[start of Recorded data]

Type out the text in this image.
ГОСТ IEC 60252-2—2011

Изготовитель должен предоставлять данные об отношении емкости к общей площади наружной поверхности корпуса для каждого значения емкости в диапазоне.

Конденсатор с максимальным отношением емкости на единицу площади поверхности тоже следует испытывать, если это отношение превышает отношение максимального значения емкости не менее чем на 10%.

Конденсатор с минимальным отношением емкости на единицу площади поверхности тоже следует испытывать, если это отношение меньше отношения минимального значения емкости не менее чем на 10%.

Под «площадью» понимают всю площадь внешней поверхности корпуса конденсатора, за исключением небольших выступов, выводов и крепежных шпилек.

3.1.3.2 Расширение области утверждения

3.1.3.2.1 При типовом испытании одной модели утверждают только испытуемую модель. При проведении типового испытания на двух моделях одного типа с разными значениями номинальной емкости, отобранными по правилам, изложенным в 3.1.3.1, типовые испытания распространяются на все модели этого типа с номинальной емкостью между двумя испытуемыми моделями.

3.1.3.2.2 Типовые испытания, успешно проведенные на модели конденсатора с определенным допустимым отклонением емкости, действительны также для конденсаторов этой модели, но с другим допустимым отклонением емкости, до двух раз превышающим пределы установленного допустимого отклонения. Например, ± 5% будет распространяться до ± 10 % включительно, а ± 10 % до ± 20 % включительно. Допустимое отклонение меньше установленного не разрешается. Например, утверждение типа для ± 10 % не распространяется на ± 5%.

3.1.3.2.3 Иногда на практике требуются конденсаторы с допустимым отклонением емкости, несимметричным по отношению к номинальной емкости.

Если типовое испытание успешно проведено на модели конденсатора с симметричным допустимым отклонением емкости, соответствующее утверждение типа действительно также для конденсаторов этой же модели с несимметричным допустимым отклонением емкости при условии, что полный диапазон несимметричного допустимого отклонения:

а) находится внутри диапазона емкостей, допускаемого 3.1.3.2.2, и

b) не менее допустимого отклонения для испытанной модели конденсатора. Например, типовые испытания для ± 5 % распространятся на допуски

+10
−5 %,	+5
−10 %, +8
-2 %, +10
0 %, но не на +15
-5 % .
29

[end of Recorded data]

- **Set task**: Every line that holds the word "следует" counts once; state the total number of such lines and nothing else.

- **Exercise output**: 2